● **Exercise**
Give the entries again, word for word.

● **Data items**
━━━━━━━━━━━━━━━━━━━━
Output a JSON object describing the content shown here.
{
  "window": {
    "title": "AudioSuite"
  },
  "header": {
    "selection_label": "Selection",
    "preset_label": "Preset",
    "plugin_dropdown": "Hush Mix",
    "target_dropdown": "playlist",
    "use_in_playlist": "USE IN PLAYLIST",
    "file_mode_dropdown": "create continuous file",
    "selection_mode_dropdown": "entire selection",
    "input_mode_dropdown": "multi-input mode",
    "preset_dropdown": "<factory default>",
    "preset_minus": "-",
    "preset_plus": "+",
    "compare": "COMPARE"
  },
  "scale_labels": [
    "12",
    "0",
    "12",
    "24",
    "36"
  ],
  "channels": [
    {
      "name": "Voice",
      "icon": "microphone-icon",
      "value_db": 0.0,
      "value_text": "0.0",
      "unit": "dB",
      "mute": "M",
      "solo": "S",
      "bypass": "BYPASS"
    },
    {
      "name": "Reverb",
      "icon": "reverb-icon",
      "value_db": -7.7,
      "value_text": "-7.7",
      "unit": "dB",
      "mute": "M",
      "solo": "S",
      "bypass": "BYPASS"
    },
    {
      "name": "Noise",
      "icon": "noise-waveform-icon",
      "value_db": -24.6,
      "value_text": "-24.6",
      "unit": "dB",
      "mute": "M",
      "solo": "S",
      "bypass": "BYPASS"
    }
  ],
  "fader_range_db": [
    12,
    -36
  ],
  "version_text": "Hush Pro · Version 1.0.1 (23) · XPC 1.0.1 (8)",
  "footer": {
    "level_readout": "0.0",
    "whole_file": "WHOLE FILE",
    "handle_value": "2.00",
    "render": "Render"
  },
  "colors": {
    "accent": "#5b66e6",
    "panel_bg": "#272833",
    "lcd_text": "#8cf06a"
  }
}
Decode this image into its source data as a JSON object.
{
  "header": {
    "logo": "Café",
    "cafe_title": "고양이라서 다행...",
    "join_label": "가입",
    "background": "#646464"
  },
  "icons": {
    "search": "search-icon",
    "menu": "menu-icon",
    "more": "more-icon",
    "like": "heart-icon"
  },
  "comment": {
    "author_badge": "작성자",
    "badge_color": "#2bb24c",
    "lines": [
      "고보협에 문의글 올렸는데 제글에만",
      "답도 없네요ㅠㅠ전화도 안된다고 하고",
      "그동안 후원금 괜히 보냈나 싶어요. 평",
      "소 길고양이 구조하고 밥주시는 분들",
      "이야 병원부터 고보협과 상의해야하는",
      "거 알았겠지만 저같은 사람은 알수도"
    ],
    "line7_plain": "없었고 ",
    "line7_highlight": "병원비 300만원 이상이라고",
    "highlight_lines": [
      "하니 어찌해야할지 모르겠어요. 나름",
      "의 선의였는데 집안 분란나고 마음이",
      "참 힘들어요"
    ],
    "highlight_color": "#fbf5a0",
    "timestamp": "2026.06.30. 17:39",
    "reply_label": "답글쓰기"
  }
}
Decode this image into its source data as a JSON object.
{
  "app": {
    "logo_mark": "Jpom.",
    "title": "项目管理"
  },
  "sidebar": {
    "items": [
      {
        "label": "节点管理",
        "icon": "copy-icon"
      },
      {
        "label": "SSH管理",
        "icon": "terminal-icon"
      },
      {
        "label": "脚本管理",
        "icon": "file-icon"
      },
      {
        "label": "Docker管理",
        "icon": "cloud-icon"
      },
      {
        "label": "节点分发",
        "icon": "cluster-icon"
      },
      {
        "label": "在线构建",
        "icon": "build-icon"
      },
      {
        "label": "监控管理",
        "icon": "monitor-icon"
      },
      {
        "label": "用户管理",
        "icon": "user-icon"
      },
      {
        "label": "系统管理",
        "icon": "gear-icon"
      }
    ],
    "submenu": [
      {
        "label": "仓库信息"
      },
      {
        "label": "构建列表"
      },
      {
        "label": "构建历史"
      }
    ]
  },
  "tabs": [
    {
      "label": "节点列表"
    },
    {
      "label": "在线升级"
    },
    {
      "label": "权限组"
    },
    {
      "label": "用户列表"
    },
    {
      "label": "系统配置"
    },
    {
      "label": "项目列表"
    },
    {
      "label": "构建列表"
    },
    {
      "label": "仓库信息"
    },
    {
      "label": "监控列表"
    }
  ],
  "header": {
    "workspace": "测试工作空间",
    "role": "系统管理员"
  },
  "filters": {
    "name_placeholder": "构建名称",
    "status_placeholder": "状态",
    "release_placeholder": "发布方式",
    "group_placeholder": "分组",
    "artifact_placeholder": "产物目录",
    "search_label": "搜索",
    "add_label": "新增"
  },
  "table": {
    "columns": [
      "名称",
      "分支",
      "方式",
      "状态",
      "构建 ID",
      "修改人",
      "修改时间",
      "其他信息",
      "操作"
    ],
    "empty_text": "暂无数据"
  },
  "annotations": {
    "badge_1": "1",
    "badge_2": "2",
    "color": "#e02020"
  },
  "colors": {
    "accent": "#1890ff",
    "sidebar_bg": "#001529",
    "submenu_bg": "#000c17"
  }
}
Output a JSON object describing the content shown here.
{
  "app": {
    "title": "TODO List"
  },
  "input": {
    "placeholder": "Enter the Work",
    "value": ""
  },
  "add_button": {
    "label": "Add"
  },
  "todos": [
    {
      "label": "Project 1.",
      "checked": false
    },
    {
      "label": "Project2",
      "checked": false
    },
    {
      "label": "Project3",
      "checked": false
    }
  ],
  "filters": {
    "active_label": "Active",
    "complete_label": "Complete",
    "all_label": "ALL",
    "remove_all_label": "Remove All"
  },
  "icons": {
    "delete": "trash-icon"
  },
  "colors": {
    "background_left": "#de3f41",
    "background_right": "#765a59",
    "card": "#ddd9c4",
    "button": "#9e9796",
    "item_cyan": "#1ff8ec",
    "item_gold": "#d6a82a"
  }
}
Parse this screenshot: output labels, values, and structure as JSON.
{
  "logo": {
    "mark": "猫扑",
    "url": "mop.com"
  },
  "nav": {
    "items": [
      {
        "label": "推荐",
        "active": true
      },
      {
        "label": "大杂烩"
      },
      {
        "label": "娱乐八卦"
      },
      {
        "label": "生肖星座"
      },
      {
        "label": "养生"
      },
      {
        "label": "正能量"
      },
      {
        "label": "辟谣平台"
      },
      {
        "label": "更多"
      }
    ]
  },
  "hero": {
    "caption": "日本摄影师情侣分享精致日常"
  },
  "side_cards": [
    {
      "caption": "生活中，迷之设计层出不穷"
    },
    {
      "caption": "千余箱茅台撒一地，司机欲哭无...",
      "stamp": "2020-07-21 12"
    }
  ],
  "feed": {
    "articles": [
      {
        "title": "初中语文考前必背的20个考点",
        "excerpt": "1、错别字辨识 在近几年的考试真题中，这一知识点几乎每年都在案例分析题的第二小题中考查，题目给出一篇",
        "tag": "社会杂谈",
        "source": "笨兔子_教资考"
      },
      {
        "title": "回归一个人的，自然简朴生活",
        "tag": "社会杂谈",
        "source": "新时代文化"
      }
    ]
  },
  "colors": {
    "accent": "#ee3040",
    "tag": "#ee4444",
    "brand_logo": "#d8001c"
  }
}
━━━━━━━━━━━━━━━━━━━━
● **Answer in full**
Output a JSON object describing the content shown here.
{
  "window": {
    "title": "AudioSuite"
  },
  "header": {
    "selection_label": "Selection",
    "preset_label": "Preset",
    "plugin_dropdown": "Hush Mix",
    "target_dropdown": "playlist",
    "use_in_playlist": "USE IN PLAYLIST",
    "file_mode_dropdown": "create continuous file",
    "selection_mode_dropdown": "entire selection",
    "input_mode_dropdown": "multi-input mode",
    "preset_dropdown": "<factory default>",
    "preset_minus": "-",
    "preset_plus": "+",
    "compare": "COMPARE"
  },
  "scale_labels": [
    "12",
    "0",
    "12",
    "24",
    "36"
  ],
  "channels": [
    {
      "name": "Voice",
      "icon": "microphone-icon",
      "value_db": 0.0,
      "value_text": "0.0",
      "unit": "dB",
      "mute": "M",
      "solo": "S",
      "bypass": "BYPASS"
    },
    {
      "name": "Reverb",
      "icon": "reverb-icon",
      "value_db": -7.7,
      "value_text": "-7.7",
      "unit": "dB",
      "mute": "M",
      "solo": "S",
      "bypass": "BYPASS"
    },
    {
      "name": "Noise",
      "icon": "noise-waveform-icon",
      "value_db": -24.6,
      "value_text": "-24.6",
      "unit": "dB",
      "mute": "M",
      "solo": "S",
      "bypass": "BYPASS"
    }
  ],
  "fader_range_db": [
    12,
    -36
  ],
  "version_text": "Hush Pro · Version 1.0.1 (23) · XPC 1.0.1 (8)",
  "footer": {
    "level_readout": "0.0",
    "whole_file": "WHOLE FILE",
    "handle_value": "2.00",
    "render": "Render"
  },
  "colors": {
    "accent": "#5b66e6",
    "panel_bg": "#272833",
    "lcd_text": "#8cf06a"
  }
}
Decode this image into its source data as a JSON object.
{
  "header": {
    "logo": "Café",
    "cafe_title": "고양이라서 다행...",
    "join_label": "가입",
    "background": "#646464"
  },
  "icons": {
    "search": "search-icon",
    "menu": "menu-icon",
    "more": "more-icon",
    "like": "heart-icon"
  },
  "comment": {
    "author_badge": "작성자",
    "badge_color": "#2bb24c",
    "lines": [
      "고보협에 문의글 올렸는데 제글에만",
      "답도 없네요ㅠㅠ전화도 안된다고 하고",
      "그동안 후원금 괜히 보냈나 싶어요. 평",
      "소 길고양이 구조하고 밥주시는 분들",
      "이야 병원부터 고보협과 상의해야하는",
      "거 알았겠지만 저같은 사람은 알수도"
    ],
    "line7_plain": "없었고 ",
    "line7_highlight": "병원비 300만원 이상이라고",
    "highlight_lines": [
      "하니 어찌해야할지 모르겠어요. 나름",
      "의 선의였는데 집안 분란나고 마음이",
      "참 힘들어요"
    ],
    "highlight_color": "#fbf5a0",
    "timestamp": "2026.06.30. 17:39",
    "reply_label": "답글쓰기"
  }
}
Decode this image into its source data as a JSON object.
{
  "app": {
    "logo_mark": "Jpom.",
    "title": "项目管理"
  },
  "sidebar": {
    "items": [
      {
        "label": "节点管理",
        "icon": "copy-icon"
      },
      {
        "label": "SSH管理",
        "icon": "terminal-icon"
      },
      {
        "label": "脚本管理",
        "icon": "file-icon"
      },
      {
        "label": "Docker管理",
        "icon": "cloud-icon"
      },
      {
        "label": "节点分发",
        "icon": "cluster-icon"
      },
      {
        "label": "在线构建",
        "icon": "build-icon"
      },
      {
        "label": "监控管理",
        "icon": "monitor-icon"
      },
      {
        "label": "用户管理",
        "icon": "user-icon"
      },
      {
        "label": "系统管理",
        "icon": "gear-icon"
      }
    ],
    "submenu": [
      {
        "label": "仓库信息"
      },
      {
        "label": "构建列表"
      },
      {
        "label": "构建历史"
      }
    ]
  },
  "tabs": [
    {
      "label": "节点列表"
    },
    {
      "label": "在线升级"
    },
    {
      "label": "权限组"
    },
    {
      "label": "用户列表"
    },
    {
      "label": "系统配置"
    },
    {
      "label": "项目列表"
    },
    {
      "label": "构建列表"
    },
    {
      "label": "仓库信息"
    },
    {
      "label": "监控列表"
    }
  ],
  "header": {
    "workspace": "测试工作空间",
    "role": "系统管理员"
  },
  "filters": {
    "name_placeholder": "构建名称",
    "status_placeholder": "状态",
    "release_placeholder": "发布方式",
    "group_placeholder": "分组",
    "artifact_placeholder": "产物目录",
    "search_label": "搜索",
    "add_label": "新增"
  },
  "table": {
    "columns": [
      "名称",
      "分支",
      "方式",
      "状态",
      "构建 ID",
      "修改人",
      "修改时间",
      "其他信息",
      "操作"
    ],
    "empty_text": "暂无数据"
  },
  "annotations": {
    "badge_1": "1",
    "badge_2": "2",
    "color": "#e02020"
  },
  "colors": {
    "accent": "#1890ff",
    "sidebar_bg": "#001529",
    "submenu_bg": "#000c17"
  }
}
Output a JSON object describing the content shown here.
{
  "app": {
    "title": "TODO List"
  },
  "input": {
    "placeholder": "Enter the Work",
    "value": ""
  },
  "add_button": {
    "label": "Add"
  },
  "todos": [
    {
      "label": "Project 1.",
      "checked": false
    },
    {
      "label": "Project2",
      "checked": false
    },
    {
      "label": "Project3",
      "checked": false
    }
  ],
  "filters": {
    "active_label": "Active",
    "complete_label": "Complete",
    "all_label": "ALL",
    "remove_all_label": "Remove All"
  },
  "icons": {
    "delete": "trash-icon"
  },
  "colors": {
    "background_left": "#de3f41",
    "background_right": "#765a59",
    "card": "#ddd9c4",
    "button": "#9e9796",
    "item_cyan": "#1ff8ec",
    "item_gold": "#d6a82a"
  }
}
Parse this screenshot: output labels, values, and structure as JSON.
{
  "logo": {
    "mark": "猫扑",
    "url": "mop.com"
  },
  "nav": {
    "items": [
      {
        "label": "推荐",
        "active": true
      },
      {
        "label": "大杂烩"
      },
      {
        "label": "娱乐八卦"
      },
      {
        "label": "生肖星座"
      },
      {
        "label": "养生"
      },
      {
        "label": "正能量"
      },
      {
        "label": "辟谣平台"
      },
      {
        "label": "更多"
      }
    ]
  },
  "hero": {
    "caption": "日本摄影师情侣分享精致日常"
  },
  "side_cards": [
    {
      "caption": "生活中，迷之设计层出不穷"
    },
    {
      "caption": "千余箱茅台撒一地，司机欲哭无...",
      "stamp": "2020-07-21 12"
    }
  ],
  "feed": {
    "articles": [
      {
        "title": "初中语文考前必背的20个考点",
        "excerpt": "1、错别字辨识 在近几年的考试真题中，这一知识点几乎每年都在案例分析题的第二小题中考查，题目给出一篇",
        "tag": "社会杂谈",
        "source": "笨兔子_教资考"
      },
      {
        "title": "回归一个人的，自然简朴生活",
        "tag": "社会杂谈",
        "source": "新时代文化"
      }
    ]
  },
  "colors": {
    "accent": "#ee3040",
    "tag": "#ee4444",
    "brand_logo": "#d8001c"
  }
}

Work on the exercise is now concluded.